* _WRITTEN TASK_
Omit every picture while repeating the entries exactly.

* _DATA LISTING_
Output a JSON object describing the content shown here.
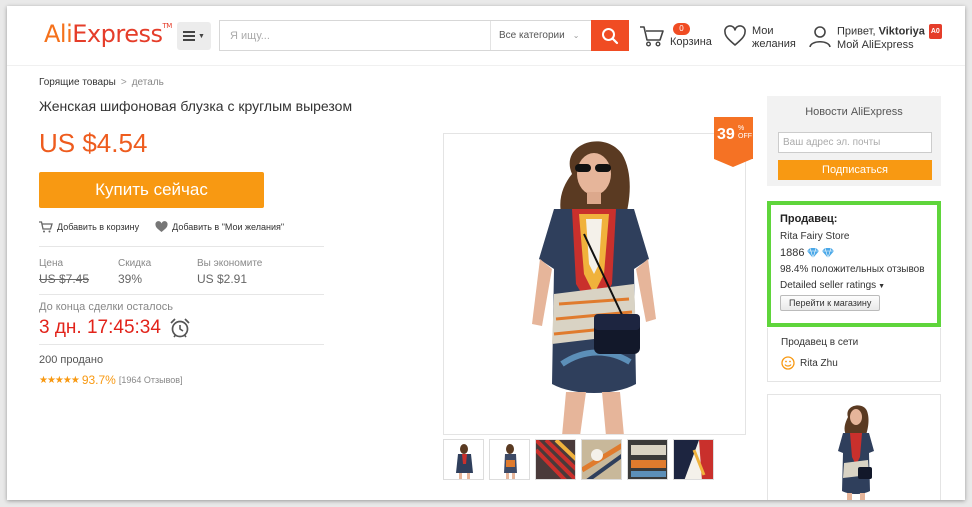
{
  "header": {
    "logo_part1": "Ali",
    "logo_part2": "Express",
    "logo_tm": "TM",
    "search_placeholder": "Я ищу...",
    "category": "Все категории",
    "cart_count": "0",
    "cart_label": "Корзина",
    "wishlist_line1": "Мои",
    "wishlist_line2": "желания",
    "greeting": "Привет,",
    "user_name": "Viktoriya",
    "user_badge": "A0",
    "my_account": "Мой AliExpress"
  },
  "breadcrumb": {
    "item1": "Горящие товары",
    "separator": ">",
    "item2": "деталь"
  },
  "product": {
    "title": "Женская шифоновая блузка с круглым вырезом",
    "price": "US $4.54",
    "buy_label": "Купить сейчас",
    "add_to_cart": "Добавить в корзину",
    "add_to_wishlist": "Добавить в \"Мои желания\"",
    "stat_price_label": "Цена",
    "stat_price_value": "US $7.45",
    "stat_discount_label": "Скидка",
    "stat_discount_value": "39%",
    "stat_save_label": "Вы экономите",
    "stat_save_value": "US $2.91",
    "deal_label": "До конца сделки осталось",
    "countdown": "3 дн. 17:45:34",
    "sold": "200 продано",
    "rating_pct": "93.7%",
    "rating_count": "[1964 Отзывов]",
    "discount_badge_number": "39",
    "discount_badge_pct": "%",
    "discount_badge_off": "OFF"
  },
  "newsletter": {
    "title": "Новости AliExpress",
    "email_placeholder": "Ваш адрес эл. почты",
    "subscribe": "Подписаться"
  },
  "seller": {
    "heading": "Продавец:",
    "store_name": "Rita Fairy Store",
    "score": "1886",
    "positive": "98.4% положительных отзывов",
    "detailed": "Detailed seller ratings",
    "go_to_store": "Перейти к магазину"
  },
  "online": {
    "heading": "Продавец в сети",
    "name": "Rita Zhu"
  },
  "colors": {
    "accent_orange": "#f89912",
    "price_orange": "#ee5c1e",
    "search_red": "#f04c23",
    "timer_red": "#e2231a",
    "seller_highlight": "#5fd53b"
  },
  "icons": [
    "menu-icon",
    "search-icon",
    "cart-icon",
    "heart-icon",
    "user-icon",
    "alarm-clock-icon",
    "diamond-icon",
    "smiley-icon"
  ]
}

* _TASK OUTPUT_
Output a JSON object describing the content shown here.
{
  "header": {
    "logo_part1": "Ali",
    "logo_part2": "Express",
    "logo_tm": "TM",
    "search_placeholder": "Я ищу...",
    "category": "Все категории",
    "cart_count": "0",
    "cart_label": "Корзина",
    "wishlist_line1": "Мои",
    "wishlist_line2": "желания",
    "greeting": "Привет,",
    "user_name": "Viktoriya",
    "user_badge": "A0",
    "my_account": "Мой AliExpress"
  },
  "breadcrumb": {
    "item1": "Горящие товары",
    "separator": ">",
    "item2": "деталь"
  },
  "product": {
    "title": "Женская шифоновая блузка с круглым вырезом",
    "price": "US $4.54",
    "buy_label": "Купить сейчас",
    "add_to_cart": "Добавить в корзину",
    "add_to_wishlist": "Добавить в \"Мои желания\"",
    "stat_price_label": "Цена",
    "stat_price_value": "US $7.45",
    "stat_discount_label": "Скидка",
    "stat_discount_value": "39%",
    "stat_save_label": "Вы экономите",
    "stat_save_value": "US $2.91",
    "deal_label": "До конца сделки осталось",
    "countdown": "3 дн. 17:45:34",
    "sold": "200 продано",
    "rating_pct": "93.7%",
    "rating_count": "[1964 Отзывов]",
    "discount_badge_number": "39",
    "discount_badge_pct": "%",
    "discount_badge_off": "OFF"
  },
  "newsletter": {
    "title": "Новости AliExpress",
    "email_placeholder": "Ваш адрес эл. почты",
    "subscribe": "Подписаться"
  },
  "seller": {
    "heading": "Продавец:",
    "store_name": "Rita Fairy Store",
    "score": "1886",
    "positive": "98.4% положительных отзывов",
    "detailed": "Detailed seller ratings",
    "go_to_store": "Перейти к магазину"
  },
  "online": {
    "heading": "Продавец в сети",
    "name": "Rita Zhu"
  },
  "colors": {
    "accent_orange": "#f89912",
    "price_orange": "#ee5c1e",
    "search_red": "#f04c23",
    "timer_red": "#e2231a",
    "seller_highlight": "#5fd53b"
  },
  "icons": [
    "menu-icon",
    "search-icon",
    "cart-icon",
    "heart-icon",
    "user-icon",
    "alarm-clock-icon",
    "diamond-icon",
    "smiley-icon"
  ]
}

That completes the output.